### [DIRECTIVE]
Retype the listing that follows, word for word.
● ● ● ● ● ● ●
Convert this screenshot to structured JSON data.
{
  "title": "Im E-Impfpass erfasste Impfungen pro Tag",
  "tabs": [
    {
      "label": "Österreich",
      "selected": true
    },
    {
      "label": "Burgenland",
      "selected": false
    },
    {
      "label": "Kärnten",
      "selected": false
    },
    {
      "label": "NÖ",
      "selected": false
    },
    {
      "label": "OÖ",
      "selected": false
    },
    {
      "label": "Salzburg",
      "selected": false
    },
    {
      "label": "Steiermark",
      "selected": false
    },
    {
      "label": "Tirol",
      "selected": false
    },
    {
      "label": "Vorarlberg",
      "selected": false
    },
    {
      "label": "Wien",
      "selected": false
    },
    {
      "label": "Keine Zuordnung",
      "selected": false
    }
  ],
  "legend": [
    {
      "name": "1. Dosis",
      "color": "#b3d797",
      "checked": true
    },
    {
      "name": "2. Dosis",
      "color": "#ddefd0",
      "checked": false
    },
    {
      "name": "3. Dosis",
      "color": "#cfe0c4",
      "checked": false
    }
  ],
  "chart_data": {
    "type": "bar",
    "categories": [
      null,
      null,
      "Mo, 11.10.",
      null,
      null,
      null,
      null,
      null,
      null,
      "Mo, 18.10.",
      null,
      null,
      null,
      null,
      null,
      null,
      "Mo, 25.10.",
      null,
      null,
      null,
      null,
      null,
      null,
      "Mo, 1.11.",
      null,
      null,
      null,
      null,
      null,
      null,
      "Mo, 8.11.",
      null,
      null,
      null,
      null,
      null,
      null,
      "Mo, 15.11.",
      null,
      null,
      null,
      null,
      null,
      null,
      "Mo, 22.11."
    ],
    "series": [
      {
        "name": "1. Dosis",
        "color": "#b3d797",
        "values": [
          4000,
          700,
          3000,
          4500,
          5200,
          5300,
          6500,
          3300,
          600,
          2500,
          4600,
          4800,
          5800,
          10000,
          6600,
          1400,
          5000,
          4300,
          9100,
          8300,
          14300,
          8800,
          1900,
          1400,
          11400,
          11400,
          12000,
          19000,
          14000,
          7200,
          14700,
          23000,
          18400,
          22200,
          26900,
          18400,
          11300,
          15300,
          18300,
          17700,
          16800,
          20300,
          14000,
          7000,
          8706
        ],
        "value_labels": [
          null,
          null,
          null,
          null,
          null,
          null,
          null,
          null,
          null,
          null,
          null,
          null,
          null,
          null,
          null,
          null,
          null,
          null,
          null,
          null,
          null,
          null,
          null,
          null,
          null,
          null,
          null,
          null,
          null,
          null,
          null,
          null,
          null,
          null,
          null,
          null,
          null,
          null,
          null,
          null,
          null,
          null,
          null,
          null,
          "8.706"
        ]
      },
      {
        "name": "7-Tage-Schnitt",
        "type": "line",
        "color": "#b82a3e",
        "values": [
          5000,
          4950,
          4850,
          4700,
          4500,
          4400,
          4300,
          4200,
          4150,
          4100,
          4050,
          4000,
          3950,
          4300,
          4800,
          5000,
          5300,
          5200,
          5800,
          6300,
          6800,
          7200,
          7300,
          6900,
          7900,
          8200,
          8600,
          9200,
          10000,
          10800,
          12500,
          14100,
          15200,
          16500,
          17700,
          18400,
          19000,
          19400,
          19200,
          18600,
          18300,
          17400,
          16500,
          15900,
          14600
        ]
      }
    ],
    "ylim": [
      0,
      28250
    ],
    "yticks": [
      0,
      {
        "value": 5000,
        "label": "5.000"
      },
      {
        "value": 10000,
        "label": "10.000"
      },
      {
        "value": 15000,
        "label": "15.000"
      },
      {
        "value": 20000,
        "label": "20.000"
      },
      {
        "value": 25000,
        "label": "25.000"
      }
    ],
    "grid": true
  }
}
● ● ● ● ● ● ●
### [OUTPUT FOR THIS TASK]
Convert this screenshot to structured JSON data.
{
  "title": "Im E-Impfpass erfasste Impfungen pro Tag",
  "tabs": [
    {
      "label": "Österreich",
      "selected": true
    },
    {
      "label": "Burgenland",
      "selected": false
    },
    {
      "label": "Kärnten",
      "selected": false
    },
    {
      "label": "NÖ",
      "selected": false
    },
    {
      "label": "OÖ",
      "selected": false
    },
    {
      "label": "Salzburg",
      "selected": false
    },
    {
      "label": "Steiermark",
      "selected": false
    },
    {
      "label": "Tirol",
      "selected": false
    },
    {
      "label": "Vorarlberg",
      "selected": false
    },
    {
      "label": "Wien",
      "selected": false
    },
    {
      "label": "Keine Zuordnung",
      "selected": false
    }
  ],
  "legend": [
    {
      "name": "1. Dosis",
      "color": "#b3d797",
      "checked": true
    },
    {
      "name": "2. Dosis",
      "color": "#ddefd0",
      "checked": false
    },
    {
      "name": "3. Dosis",
      "color": "#cfe0c4",
      "checked": false
    }
  ],
  "chart_data": {
    "type": "bar",
    "categories": [
      null,
      null,
      "Mo, 11.10.",
      null,
      null,
      null,
      null,
      null,
      null,
      "Mo, 18.10.",
      null,
      null,
      null,
      null,
      null,
      null,
      "Mo, 25.10.",
      null,
      null,
      null,
      null,
      null,
      null,
      "Mo, 1.11.",
      null,
      null,
      null,
      null,
      null,
      null,
      "Mo, 8.11.",
      null,
      null,
      null,
      null,
      null,
      null,
      "Mo, 15.11.",
      null,
      null,
      null,
      null,
      null,
      null,
      "Mo, 22.11."
    ],
    "series": [
      {
        "name": "1. Dosis",
        "color": "#b3d797",
        "values": [
          4000,
          700,
          3000,
          4500,
          5200,
          5300,
          6500,
          3300,
          600,
          2500,
          4600,
          4800,
          5800,
          10000,
          6600,
          1400,
          5000,
          4300,
          9100,
          8300,
          14300,
          8800,
          1900,
          1400,
          11400,
          11400,
          12000,
          19000,
          14000,
          7200,
          14700,
          23000,
          18400,
          22200,
          26900,
          18400,
          11300,
          15300,
          18300,
          17700,
          16800,
          20300,
          14000,
          7000,
          8706
        ],
        "value_labels": [
          null,
          null,
          null,
          null,
          null,
          null,
          null,
          null,
          null,
          null,
          null,
          null,
          null,
          null,
          null,
          null,
          null,
          null,
          null,
          null,
          null,
          null,
          null,
          null,
          null,
          null,
          null,
          null,
          null,
          null,
          null,
          null,
          null,
          null,
          null,
          null,
          null,
          null,
          null,
          null,
          null,
          null,
          null,
          null,
          "8.706"
        ]
      },
      {
        "name": "7-Tage-Schnitt",
        "type": "line",
        "color": "#b82a3e",
        "values": [
          5000,
          4950,
          4850,
          4700,
          4500,
          4400,
          4300,
          4200,
          4150,
          4100,
          4050,
          4000,
          3950,
          4300,
          4800,
          5000,
          5300,
          5200,
          5800,
          6300,
          6800,
          7200,
          7300,
          6900,
          7900,
          8200,
          8600,
          9200,
          10000,
          10800,
          12500,
          14100,
          15200,
          16500,
          17700,
          18400,
          19000,
          19400,
          19200,
          18600,
          18300,
          17400,
          16500,
          15900,
          14600
        ]
      }
    ],
    "ylim": [
      0,
      28250
    ],
    "yticks": [
      0,
      {
        "value": 5000,
        "label": "5.000"
      },
      {
        "value": 10000,
        "label": "10.000"
      },
      {
        "value": 15000,
        "label": "15.000"
      },
      {
        "value": 20000,
        "label": "20.000"
      },
      {
        "value": 25000,
        "label": "25.000"
      }
    ],
    "grid": true
  }
}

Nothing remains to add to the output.